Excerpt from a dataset
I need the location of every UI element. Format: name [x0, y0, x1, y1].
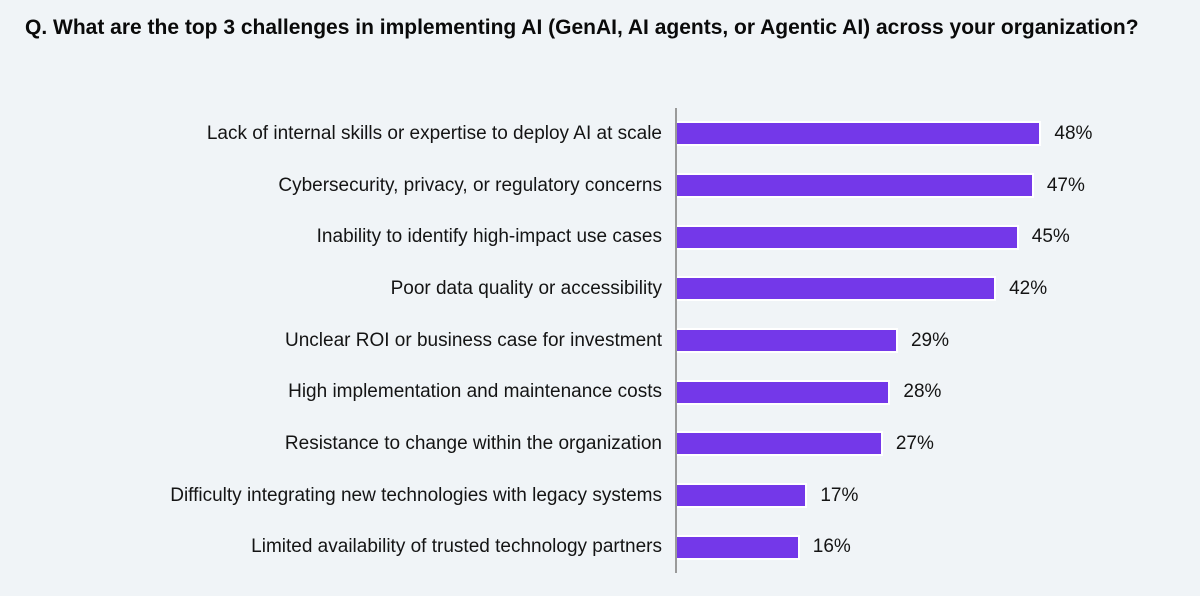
chart-row: Cybersecurity, privacy, or regulatory co…	[0, 160, 1200, 212]
category-label: Lack of internal skills or expertise to …	[206, 122, 662, 144]
bar-area: 48%	[675, 121, 1200, 147]
category-label: Limited availability of trusted technolo…	[251, 536, 662, 558]
category-label: Unclear ROI or business case for investm…	[285, 329, 662, 351]
chart-row: Inability to identify high-impact use ca…	[0, 211, 1200, 263]
bar	[675, 276, 997, 302]
category-label: Poor data quality or accessibility	[390, 277, 662, 299]
bar-area: 16%	[675, 534, 1200, 560]
y-axis-line	[675, 108, 677, 573]
chart-row: Resistance to change within the organiza…	[0, 418, 1200, 470]
chart-row: Lack of internal skills or expertise to …	[0, 108, 1200, 160]
chart-question-title: Q. What are the top 3 challenges in impl…	[25, 16, 1139, 39]
bar-area: 28%	[675, 379, 1200, 405]
bar	[675, 483, 808, 509]
value-label: 47%	[1046, 174, 1085, 196]
bar	[675, 379, 891, 405]
value-label: 16%	[812, 536, 851, 558]
chart-row: Unclear ROI or business case for investm…	[0, 315, 1200, 367]
value-label: 17%	[820, 484, 859, 506]
chart-row: High implementation and maintenance cost…	[0, 366, 1200, 418]
value-label: 48%	[1054, 122, 1093, 144]
category-label: High implementation and maintenance cost…	[288, 381, 662, 403]
bar	[675, 534, 800, 560]
bar	[675, 431, 883, 457]
category-label: Cybersecurity, privacy, or regulatory co…	[278, 174, 662, 196]
value-label: 45%	[1031, 226, 1070, 248]
bar-area: 27%	[675, 431, 1200, 457]
value-label: 28%	[903, 381, 942, 403]
value-label: 42%	[1009, 277, 1048, 299]
bar-chart: Lack of internal skills or expertise to …	[0, 108, 1200, 573]
value-label: 29%	[910, 329, 949, 351]
bar	[675, 173, 1034, 198]
bar-area: 42%	[675, 276, 1200, 302]
category-label: Inability to identify high-impact use ca…	[316, 226, 662, 248]
bar	[675, 328, 898, 354]
category-label: Difficulty integrating new technologies …	[170, 484, 662, 506]
bar	[675, 121, 1042, 147]
bar-area: 29%	[675, 328, 1200, 354]
value-label: 27%	[895, 432, 934, 454]
bar-area: 45%	[675, 224, 1200, 250]
bar-area: 47%	[675, 173, 1200, 198]
chart-row: Difficulty integrating new technologies …	[0, 470, 1200, 522]
chart-row: Limited availability of trusted technolo…	[0, 521, 1200, 573]
chart-row: Poor data quality or accessibility 42%	[0, 263, 1200, 315]
bar-area: 17%	[675, 483, 1200, 509]
bar	[675, 224, 1019, 250]
bar-chart-rows: Lack of internal skills or expertise to …	[0, 108, 1200, 573]
category-label: Resistance to change within the organiza…	[284, 432, 662, 454]
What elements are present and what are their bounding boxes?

**SET PROBLEM**
Copy the lines above word for word, leaving out the picture.

**ANSWER**
I need the location of every UI element. Format: name [x0, y0, x1, y1].
chart-row: Cybersecurity, privacy, or regulatory co…	[0, 160, 1200, 212]
category-label: Lack of internal skills or expertise to …	[206, 122, 662, 144]
bar-area: 48%	[675, 121, 1200, 147]
category-label: Limited availability of trusted technolo…	[251, 536, 662, 558]
category-label: Unclear ROI or business case for investm…	[285, 329, 662, 351]
chart-row: Inability to identify high-impact use ca…	[0, 211, 1200, 263]
bar	[675, 276, 997, 302]
category-label: Poor data quality or accessibility	[390, 277, 662, 299]
bar-area: 16%	[675, 534, 1200, 560]
y-axis-line	[675, 108, 677, 573]
chart-row: Resistance to change within the organiza…	[0, 418, 1200, 470]
chart-row: Lack of internal skills or expertise to …	[0, 108, 1200, 160]
chart-question-title: Q. What are the top 3 challenges in impl…	[25, 16, 1139, 39]
bar-area: 28%	[675, 379, 1200, 405]
bar	[675, 483, 808, 509]
value-label: 47%	[1046, 174, 1085, 196]
bar	[675, 379, 891, 405]
value-label: 16%	[812, 536, 851, 558]
chart-row: Unclear ROI or business case for investm…	[0, 315, 1200, 367]
value-label: 17%	[820, 484, 859, 506]
chart-row: High implementation and maintenance cost…	[0, 366, 1200, 418]
value-label: 48%	[1054, 122, 1093, 144]
category-label: High implementation and maintenance cost…	[288, 381, 662, 403]
bar	[675, 534, 800, 560]
bar	[675, 431, 883, 457]
category-label: Cybersecurity, privacy, or regulatory co…	[278, 174, 662, 196]
value-label: 45%	[1031, 226, 1070, 248]
bar-area: 27%	[675, 431, 1200, 457]
value-label: 28%	[903, 381, 942, 403]
value-label: 42%	[1009, 277, 1048, 299]
bar-chart: Lack of internal skills or expertise to …	[0, 108, 1200, 573]
value-label: 29%	[910, 329, 949, 351]
bar	[675, 173, 1034, 198]
bar-area: 42%	[675, 276, 1200, 302]
category-label: Inability to identify high-impact use ca…	[316, 226, 662, 248]
bar	[675, 328, 898, 354]
category-label: Difficulty integrating new technologies …	[170, 484, 662, 506]
bar	[675, 121, 1042, 147]
bar-area: 29%	[675, 328, 1200, 354]
value-label: 27%	[895, 432, 934, 454]
bar-area: 45%	[675, 224, 1200, 250]
bar-area: 47%	[675, 173, 1200, 198]
chart-row: Difficulty integrating new technologies …	[0, 470, 1200, 522]
chart-row: Limited availability of trusted technolo…	[0, 521, 1200, 573]
chart-row: Poor data quality or accessibility 42%	[0, 263, 1200, 315]
bar-area: 17%	[675, 483, 1200, 509]
bar	[675, 224, 1019, 250]
bar-chart-rows: Lack of internal skills or expertise to …	[0, 108, 1200, 573]
category-label: Resistance to change within the organiza…	[284, 432, 662, 454]
What elements are present and what are their bounding boxes?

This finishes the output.